» **Exercise details**: Quote the whole listing exactly. Leave the pictures out of your copy.

» **Material**:
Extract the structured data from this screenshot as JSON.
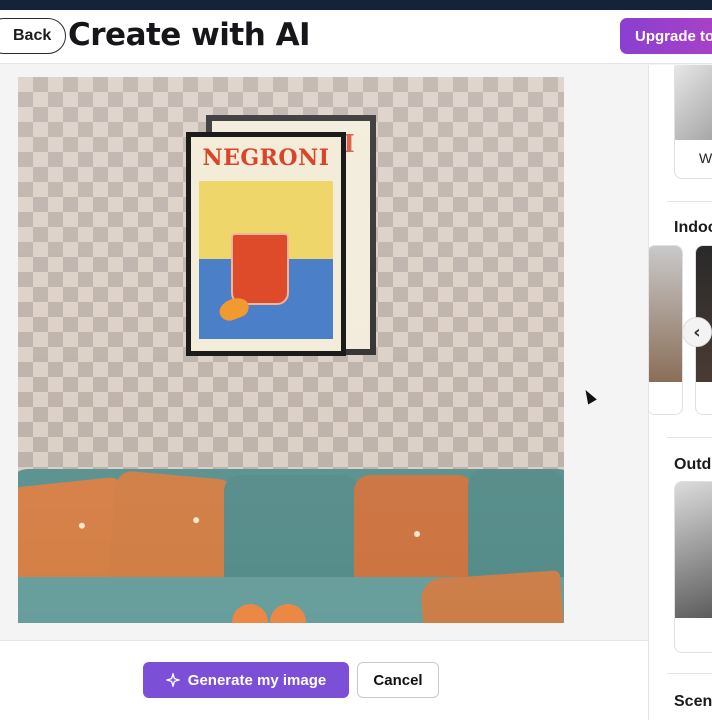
{
  "header": {
    "back_label": "Back",
    "title": "Create with AI",
    "upgrade_label": "Upgrade to"
  },
  "canvas": {
    "poster_text": "NEGRONI"
  },
  "footer": {
    "generate_label": "Generate my image",
    "cancel_label": "Cancel"
  },
  "sidebar": {
    "first_card_label": "W",
    "sections": [
      "Indoor",
      "Outdoor",
      "Scenes"
    ]
  },
  "icons": {
    "generate": "sparkle-icon",
    "carousel_prev": "chevron-left-icon",
    "pointer": "cursor-icon"
  },
  "colors": {
    "accent": "#7b4fd6",
    "upgrade_gradient_start": "#8a3fd1",
    "upgrade_gradient_end": "#b042c4",
    "header_bar": "#15233a"
  }
}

» **Exercise answer**:
Extract the structured data from this screenshot as JSON.
{
  "header": {
    "back_label": "Back",
    "title": "Create with AI",
    "upgrade_label": "Upgrade to"
  },
  "canvas": {
    "poster_text": "NEGRONI"
  },
  "footer": {
    "generate_label": "Generate my image",
    "cancel_label": "Cancel"
  },
  "sidebar": {
    "first_card_label": "W",
    "sections": [
      "Indoor",
      "Outdoor",
      "Scenes"
    ]
  },
  "icons": {
    "generate": "sparkle-icon",
    "carousel_prev": "chevron-left-icon",
    "pointer": "cursor-icon"
  },
  "colors": {
    "accent": "#7b4fd6",
    "upgrade_gradient_start": "#8a3fd1",
    "upgrade_gradient_end": "#b042c4",
    "header_bar": "#15233a"
  }
}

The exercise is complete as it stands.